▶ _RAW DATA_:
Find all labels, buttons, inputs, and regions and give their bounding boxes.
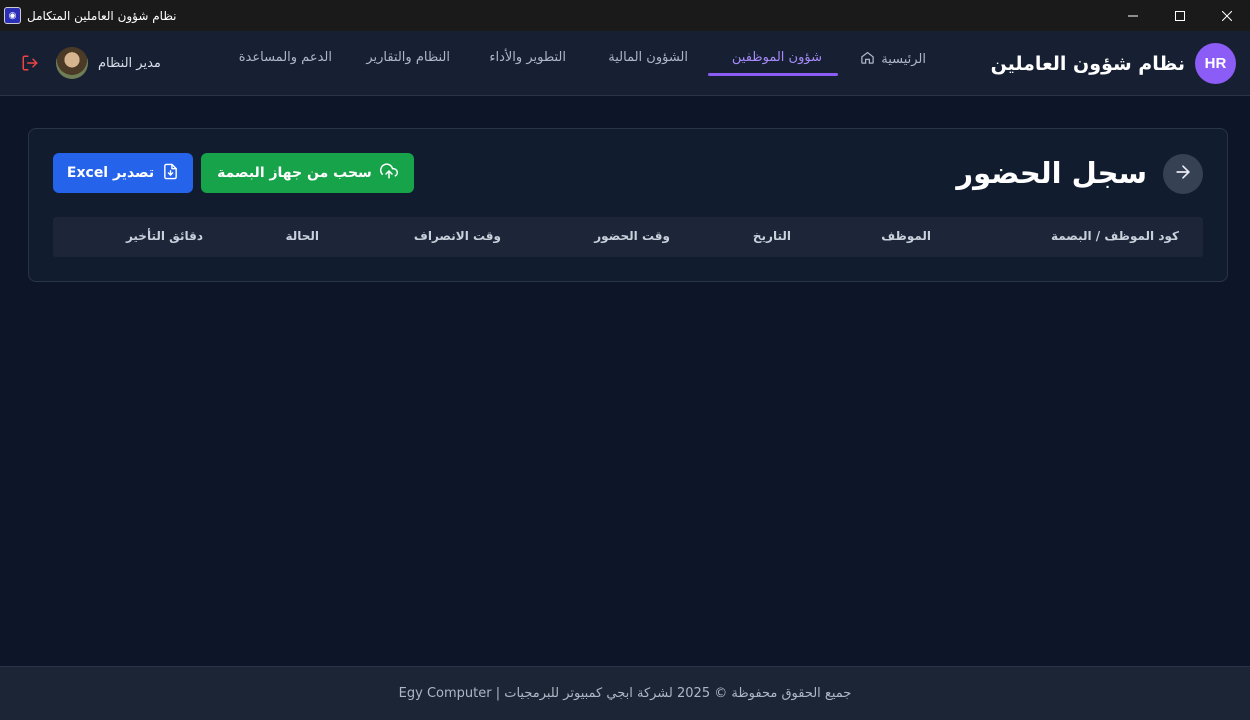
home-icon — [860, 50, 875, 69]
nav-item-development[interactable]: التطوير والأداء — [489, 50, 566, 65]
window-titlebar: ◉ نظام شؤون العاملين المتكامل — [0, 0, 1250, 31]
column-header[interactable]: كود الموظف / البصمة — [1051, 229, 1179, 243]
active-tab-indicator — [708, 73, 838, 76]
nav-item-home[interactable]: الرئيسية — [860, 50, 926, 69]
brand-badge: HR — [1195, 43, 1236, 84]
file-download-icon — [162, 163, 179, 184]
column-header[interactable]: وقت الانصراف — [414, 229, 501, 243]
maximize-icon[interactable] — [1156, 0, 1203, 31]
close-icon[interactable] — [1203, 0, 1250, 31]
nav-item-label: الشؤون المالية — [608, 50, 688, 65]
brand[interactable]: HR نظام شؤون العاملين — [991, 43, 1236, 84]
column-header[interactable]: وقت الحضور — [594, 229, 670, 243]
top-navbar: HR نظام شؤون العاملين الرئيسية شؤون المو… — [0, 31, 1250, 96]
brand-title: نظام شؤون العاملين — [990, 52, 1185, 75]
export-excel-button[interactable]: تصدير Excel — [53, 153, 193, 193]
window-title: نظام شؤون العاملين المتكامل — [27, 8, 177, 23]
nav-item-label: الدعم والمساعدة — [238, 50, 332, 65]
user-name: مدير النظام — [98, 55, 161, 71]
footer: جميع الحقوق محفوظة © 2025 لشركة ابجي كمب… — [0, 666, 1250, 720]
cloud-upload-icon — [379, 162, 398, 184]
page-title: سجل الحضور — [956, 156, 1147, 190]
app-icon: ◉ — [4, 7, 21, 24]
sync-button-label: سحب من جهاز البصمة — [217, 165, 372, 181]
column-header[interactable]: الحالة — [285, 229, 319, 243]
attendance-card: سجل الحضور سحب من جهاز البصمة تصدير Exce… — [28, 128, 1228, 282]
nav-item-label: التطوير والأداء — [489, 50, 566, 65]
nav-item-label: شؤون الموظفين — [731, 50, 822, 65]
column-header[interactable]: التاريخ — [753, 229, 791, 243]
window-controls — [1109, 0, 1250, 31]
minimize-icon[interactable] — [1109, 0, 1156, 31]
column-header[interactable]: دقائق التأخير — [126, 229, 203, 243]
footer-copyright: جميع الحقوق محفوظة © 2025 لشركة ابجي كمب… — [398, 686, 852, 701]
arrow-right-icon — [1173, 162, 1193, 186]
nav-item-finance[interactable]: الشؤون المالية — [608, 50, 688, 65]
titlebar-left: ◉ نظام شؤون العاملين المتكامل — [0, 7, 177, 24]
nav-item-label: الرئيسية — [881, 52, 926, 67]
nav-item-support[interactable]: الدعم والمساعدة — [239, 50, 332, 65]
attendance-table-header: كود الموظف / البصمة الموظف التاريخ وقت ا… — [53, 217, 1203, 257]
nav-item-system-reports[interactable]: النظام والتقارير — [366, 50, 450, 65]
back-button[interactable] — [1163, 154, 1203, 194]
column-header[interactable]: الموظف — [881, 229, 931, 243]
nav-item-label: النظام والتقارير — [366, 50, 450, 65]
nav-item-employees[interactable]: شؤون الموظفين — [732, 50, 822, 65]
sync-fingerprint-button[interactable]: سحب من جهاز البصمة — [201, 153, 414, 193]
logout-icon[interactable] — [20, 53, 40, 73]
user-menu: مدير النظام — [20, 47, 161, 79]
avatar[interactable] — [56, 47, 88, 79]
export-button-label: تصدير Excel — [66, 165, 155, 181]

▶ _TASK TO CARRY OUT_: Output every line of the records as a Markdown table with two columns, Row for the row number and Entry for the line itself. Omit blank lines and the pictures.

▶ _OUTPUT FOR THIS EXERCISE_:
| Row | Entry |
|---|---|
| 1 | Find all labels, buttons, inputs, and regions and give their bounding boxes. |
| 2 | home-icon — [860, 50, 875, 69] |
| 3 | nav-item-development[interactable]: التطوير والأداء — [489, 50, 566, 65] |
| 4 | window-titlebar: ◉ نظام شؤون العاملين المتكامل — [0, 0, 1250, 31] |
| 5 | column-header[interactable]: كود الموظف / البصمة — [1051, 229, 1179, 243] |
| 6 | active-tab-indicator — [708, 73, 838, 76] |
| 7 | nav-item-home[interactable]: الرئيسية — [860, 50, 926, 69] |
| 8 | brand-badge: HR — [1195, 43, 1236, 84] |
| 9 | file-download-icon — [162, 163, 179, 184] |
| 10 | column-header[interactable]: وقت الانصراف — [414, 229, 501, 243] |
| 11 | maximize-icon[interactable] — [1156, 0, 1203, 31] |
| 12 | close-icon[interactable] — [1203, 0, 1250, 31] |
| 13 | nav-item-label: الشؤون المالية — [608, 50, 688, 65] |
| 14 | brand[interactable]: HR نظام شؤون العاملين — [991, 43, 1236, 84] |
| 15 | column-header[interactable]: وقت الحضور — [594, 229, 670, 243] |
| 16 | top-navbar: HR نظام شؤون العاملين الرئيسية شؤون المو… — [0, 31, 1250, 96] |
| 17 | brand-title: نظام شؤون العاملين — [990, 52, 1185, 75] |
| 18 | export-excel-button[interactable]: تصدير Excel — [53, 153, 193, 193] |
| 19 | window-title: نظام شؤون العاملين المتكامل — [27, 8, 177, 23] |
| 20 | nav-item-label: الدعم والمساعدة — [238, 50, 332, 65] |
| 21 | user-name: مدير النظام — [98, 55, 161, 71] |
| 22 | footer: جميع الحقوق محفوظة © 2025 لشركة ابجي كمب… — [0, 666, 1250, 720] |
| 23 | cloud-upload-icon — [379, 162, 398, 184] |
| 24 | page-title: سجل الحضور — [956, 156, 1147, 190] |
| 25 | app-icon: ◉ — [4, 7, 21, 24] |
| 26 | sync-button-label: سحب من جهاز البصمة — [217, 165, 372, 181] |
| 27 | column-header[interactable]: الحالة — [285, 229, 319, 243] |
| 28 | attendance-card: سجل الحضور سحب من جهاز البصمة تصدير Exce… — [28, 128, 1228, 282] |
| 29 | nav-item-label: التطوير والأداء — [489, 50, 566, 65] |
| 30 | nav-item-label: شؤون الموظفين — [731, 50, 822, 65] |
| 31 | column-header[interactable]: التاريخ — [753, 229, 791, 243] |
| 32 | window-controls — [1109, 0, 1250, 31] |
| 33 | minimize-icon[interactable] — [1109, 0, 1156, 31] |
| 34 | column-header[interactable]: دقائق التأخير — [126, 229, 203, 243] |
| 35 | footer-copyright: جميع الحقوق محفوظة © 2025 لشركة ابجي كمب… — [398, 686, 852, 701] |
| 36 | arrow-right-icon — [1173, 162, 1193, 186] |
| 37 | nav-item-finance[interactable]: الشؤون المالية — [608, 50, 688, 65] |
| 38 | titlebar-left: ◉ نظام شؤون العاملين المتكامل — [0, 7, 177, 24] |
| 39 | nav-item-label: الرئيسية — [881, 52, 926, 67] |
| 40 | nav-item-support[interactable]: الدعم والمساعدة — [239, 50, 332, 65] |
| 41 | attendance-table-header: كود الموظف / البصمة الموظف التاريخ وقت ا… — [53, 217, 1203, 257] |
| 42 | nav-item-system-reports[interactable]: النظام والتقارير — [366, 50, 450, 65] |
| 43 | back-button[interactable] — [1163, 154, 1203, 194] |
| 44 | column-header[interactable]: الموظف — [881, 229, 931, 243] |
| 45 | nav-item-label: النظام والتقارير — [366, 50, 450, 65] |
| 46 | nav-item-employees[interactable]: شؤون الموظفين — [732, 50, 822, 65] |
| 47 | sync-fingerprint-button[interactable]: سحب من جهاز البصمة — [201, 153, 414, 193] |
| 48 | logout-icon[interactable] — [20, 53, 40, 73] |
| 49 | user-menu: مدير النظام — [20, 47, 161, 79] |
| 50 | avatar[interactable] — [56, 47, 88, 79] |
| 51 | export-button-label: تصدير Excel — [66, 165, 155, 181] |